(Records that describe figures)
>> Begin
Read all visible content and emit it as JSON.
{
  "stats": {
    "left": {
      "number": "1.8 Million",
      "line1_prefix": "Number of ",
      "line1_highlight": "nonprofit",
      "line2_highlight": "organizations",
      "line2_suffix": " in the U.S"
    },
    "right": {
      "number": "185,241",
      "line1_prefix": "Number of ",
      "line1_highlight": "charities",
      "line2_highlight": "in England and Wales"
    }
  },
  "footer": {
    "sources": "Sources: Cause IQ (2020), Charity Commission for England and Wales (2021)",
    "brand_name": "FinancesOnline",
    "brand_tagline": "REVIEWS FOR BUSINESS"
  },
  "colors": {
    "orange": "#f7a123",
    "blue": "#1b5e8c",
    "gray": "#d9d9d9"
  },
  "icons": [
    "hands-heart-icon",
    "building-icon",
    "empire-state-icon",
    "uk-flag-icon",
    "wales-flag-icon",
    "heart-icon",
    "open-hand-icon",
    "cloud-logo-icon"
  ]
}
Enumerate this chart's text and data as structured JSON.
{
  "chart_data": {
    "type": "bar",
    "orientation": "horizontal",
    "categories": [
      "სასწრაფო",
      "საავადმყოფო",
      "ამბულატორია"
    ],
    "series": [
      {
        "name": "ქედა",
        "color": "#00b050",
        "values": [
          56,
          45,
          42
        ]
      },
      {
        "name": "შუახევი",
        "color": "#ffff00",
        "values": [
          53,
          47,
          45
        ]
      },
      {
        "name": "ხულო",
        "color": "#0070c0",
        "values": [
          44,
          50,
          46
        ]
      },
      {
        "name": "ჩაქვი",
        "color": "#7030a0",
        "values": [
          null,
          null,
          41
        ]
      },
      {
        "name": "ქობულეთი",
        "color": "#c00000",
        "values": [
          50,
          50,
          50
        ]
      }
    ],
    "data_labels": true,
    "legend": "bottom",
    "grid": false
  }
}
>> End
> _Exercise_: Retype the records that precede this task, keeping them exactly the same.

> _Task output_:
Read all visible content and emit it as JSON.
{
  "stats": {
    "left": {
      "number": "1.8 Million",
      "line1_prefix": "Number of ",
      "line1_highlight": "nonprofit",
      "line2_highlight": "organizations",
      "line2_suffix": " in the U.S"
    },
    "right": {
      "number": "185,241",
      "line1_prefix": "Number of ",
      "line1_highlight": "charities",
      "line2_highlight": "in England and Wales"
    }
  },
  "footer": {
    "sources": "Sources: Cause IQ (2020), Charity Commission for England and Wales (2021)",
    "brand_name": "FinancesOnline",
    "brand_tagline": "REVIEWS FOR BUSINESS"
  },
  "colors": {
    "orange": "#f7a123",
    "blue": "#1b5e8c",
    "gray": "#d9d9d9"
  },
  "icons": [
    "hands-heart-icon",
    "building-icon",
    "empire-state-icon",
    "uk-flag-icon",
    "wales-flag-icon",
    "heart-icon",
    "open-hand-icon",
    "cloud-logo-icon"
  ]
}
Enumerate this chart's text and data as structured JSON.
{
  "chart_data": {
    "type": "bar",
    "orientation": "horizontal",
    "categories": [
      "სასწრაფო",
      "საავადმყოფო",
      "ამბულატორია"
    ],
    "series": [
      {
        "name": "ქედა",
        "color": "#00b050",
        "values": [
          56,
          45,
          42
        ]
      },
      {
        "name": "შუახევი",
        "color": "#ffff00",
        "values": [
          53,
          47,
          45
        ]
      },
      {
        "name": "ხულო",
        "color": "#0070c0",
        "values": [
          44,
          50,
          46
        ]
      },
      {
        "name": "ჩაქვი",
        "color": "#7030a0",
        "values": [
          null,
          null,
          41
        ]
      },
      {
        "name": "ქობულეთი",
        "color": "#c00000",
        "values": [
          50,
          50,
          50
        ]
      }
    ],
    "data_labels": true,
    "legend": "bottom",
    "grid": false
  }
}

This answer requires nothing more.